Problem description – Copy each line below in which the string "grid" occurs.

(Stored records)
★ ★ ★ ★ ★ ★ ★

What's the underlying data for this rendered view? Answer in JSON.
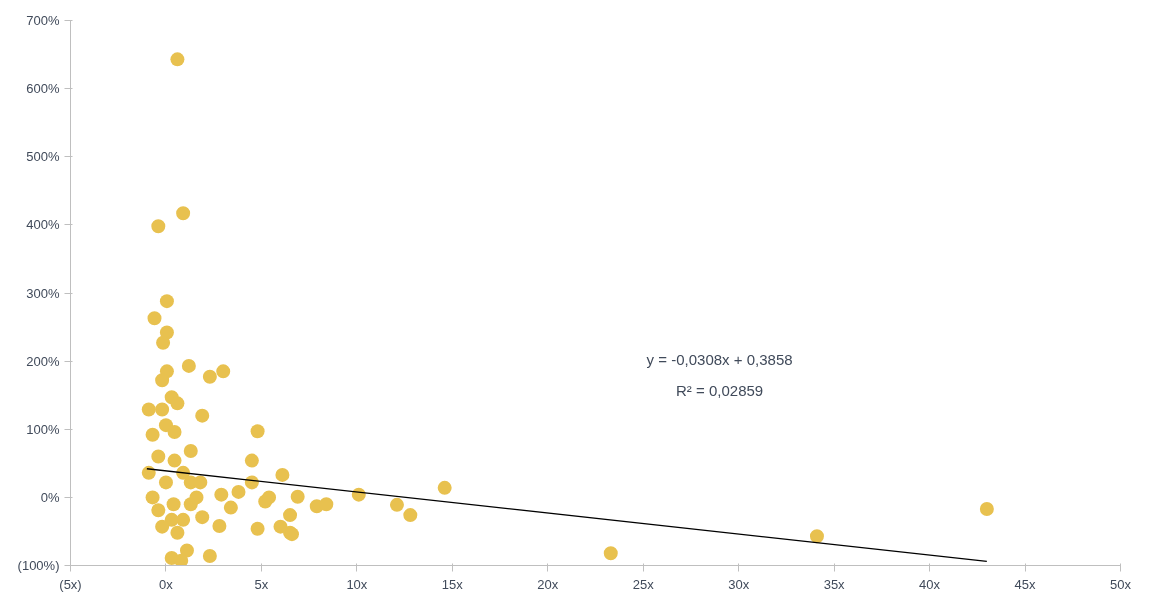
{
  "chart_data": {
    "type": "scatter",
    "grid": false,
    "xlim": [
      -5,
      50
    ],
    "ylim": [
      -100,
      700
    ],
    "xticks": [
      {
        "value": -5,
        "label": "(5x)"
      },
      {
        "value": 0,
        "label": "0x"
      },
      {
        "value": 5,
        "label": "5x"
      },
      {
        "value": 10,
        "label": "10x"
      },
      {
        "value": 15,
        "label": "15x"
      },
      {
        "value": 20,
        "label": "20x"
      },
      {
        "value": 25,
        "label": "25x"
      },
      {
        "value": 30,
        "label": "30x"
      },
      {
        "value": 35,
        "label": "35x"
      },
      {
        "value": 40,
        "label": "40x"
      },
      {
        "value": 45,
        "label": "45x"
      },
      {
        "value": 50,
        "label": "50x"
      }
    ],
    "yticks": [
      {
        "value": -100,
        "label": "(100%)"
      },
      {
        "value": 0,
        "label": "0%"
      },
      {
        "value": 100,
        "label": "100%"
      },
      {
        "value": 200,
        "label": "200%"
      },
      {
        "value": 300,
        "label": "300%"
      },
      {
        "value": 400,
        "label": "400%"
      },
      {
        "value": 500,
        "label": "500%"
      },
      {
        "value": 600,
        "label": "600%"
      },
      {
        "value": 700,
        "label": "700%"
      }
    ],
    "annotations": [
      "y = -0,0308x + 0,3858",
      "R² = 0,02859"
    ],
    "series": [
      {
        "marker": "circle",
        "color": "#e8c14f",
        "x": [
          0.6,
          0.9,
          -0.4,
          0.05,
          -0.6,
          0.05,
          -0.15,
          1.2,
          2.3,
          3.0,
          0.05,
          -0.2,
          1.9,
          4.8,
          4.5,
          6.1,
          6.9,
          7.9,
          6.5,
          6.5,
          6.0,
          4.8,
          2.8,
          2.3,
          1.1,
          0.3,
          0.8,
          5.2,
          4.5,
          3.8,
          3.4,
          2.9,
          1.9,
          1.3,
          0.9,
          -0.2,
          0.3,
          0.6,
          -0.9,
          -0.7,
          0.0,
          0.45,
          -0.4,
          0.45,
          0.9,
          1.3,
          1.8,
          -0.9,
          -0.7,
          0.0,
          -0.4,
          0.3,
          -0.2,
          0.6,
          0.4,
          1.3,
          1.6,
          8.4,
          10.1,
          12.1,
          12.8,
          14.6,
          5.4,
          6.6,
          23.3,
          34.1,
          43.0
        ],
        "values": [
          643,
          417,
          398,
          288,
          263,
          242,
          227,
          193,
          177,
          185,
          185,
          172,
          120,
          97,
          54,
          33,
          1,
          -13,
          -26,
          -52,
          -43,
          -46,
          -42,
          -86,
          -78,
          -89,
          -93,
          -6,
          22,
          8,
          -15,
          4,
          -29,
          68,
          -33,
          129,
          147,
          138,
          129,
          92,
          106,
          96,
          60,
          54,
          36,
          22,
          22,
          36,
          0,
          22,
          -19,
          -33,
          -43,
          -52,
          -10,
          -10,
          0,
          -10,
          4,
          -11,
          -26,
          14,
          0,
          -54,
          -82,
          -57,
          -17
        ]
      },
      {
        "type": "line",
        "color": "#000000",
        "x": [
          -1,
          43
        ],
        "values": [
          42,
          -94
        ]
      }
    ]
  }
}
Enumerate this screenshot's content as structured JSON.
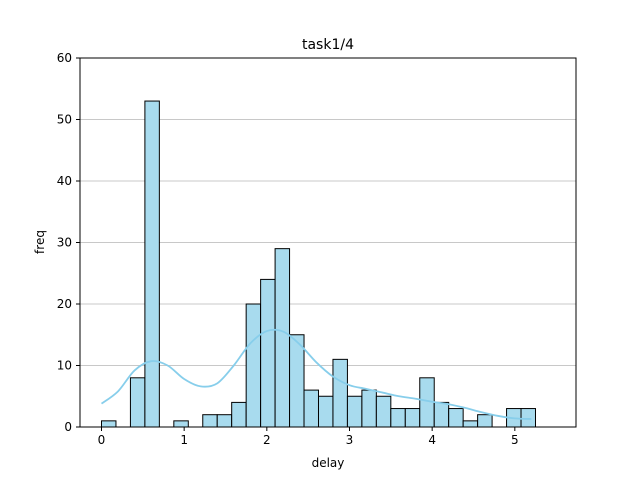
{
  "chart_data": {
    "type": "bar",
    "title": "task1/4",
    "xlabel": "delay",
    "ylabel": "freq",
    "xlim": [
      -0.26,
      5.74
    ],
    "ylim": [
      0,
      60
    ],
    "xticks": [
      0,
      1,
      2,
      3,
      4,
      5
    ],
    "yticks": [
      0,
      10,
      20,
      30,
      40,
      50,
      60
    ],
    "grid": "horizontal",
    "bin_width": 0.175,
    "bin_start": 0.0,
    "values": [
      1,
      0,
      8,
      53,
      0,
      1,
      0,
      2,
      2,
      4,
      20,
      24,
      29,
      15,
      6,
      5,
      11,
      5,
      6,
      5,
      3,
      3,
      8,
      4,
      3,
      1,
      2,
      0,
      3,
      3
    ],
    "kde": {
      "x": [
        0,
        0.2,
        0.4,
        0.6,
        0.8,
        1.0,
        1.2,
        1.4,
        1.6,
        1.8,
        2.0,
        2.2,
        2.4,
        2.6,
        2.8,
        3.0,
        3.2,
        3.4,
        3.6,
        3.8,
        4.0,
        4.2,
        4.4,
        4.6,
        4.8,
        5.0,
        5.2
      ],
      "y": [
        3.8,
        5.8,
        9.2,
        10.7,
        10.0,
        7.8,
        6.6,
        7.1,
        10.0,
        13.6,
        15.6,
        15.5,
        13.4,
        10.5,
        8.2,
        6.8,
        6.2,
        5.6,
        5.0,
        4.6,
        4.1,
        3.7,
        3.1,
        2.4,
        1.8,
        1.4,
        1.3
      ]
    },
    "colors": {
      "bar_fill": "#a8dbee",
      "bar_edge": "#000000",
      "kde_line": "#87ceeb",
      "grid": "#c8c8c8"
    }
  }
}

★ ★ ★ ★ ★ ★ ★

Answer to the problem –
    "grid": false,
    "grid": "horizontal",
      "grid": "#c8c8c8"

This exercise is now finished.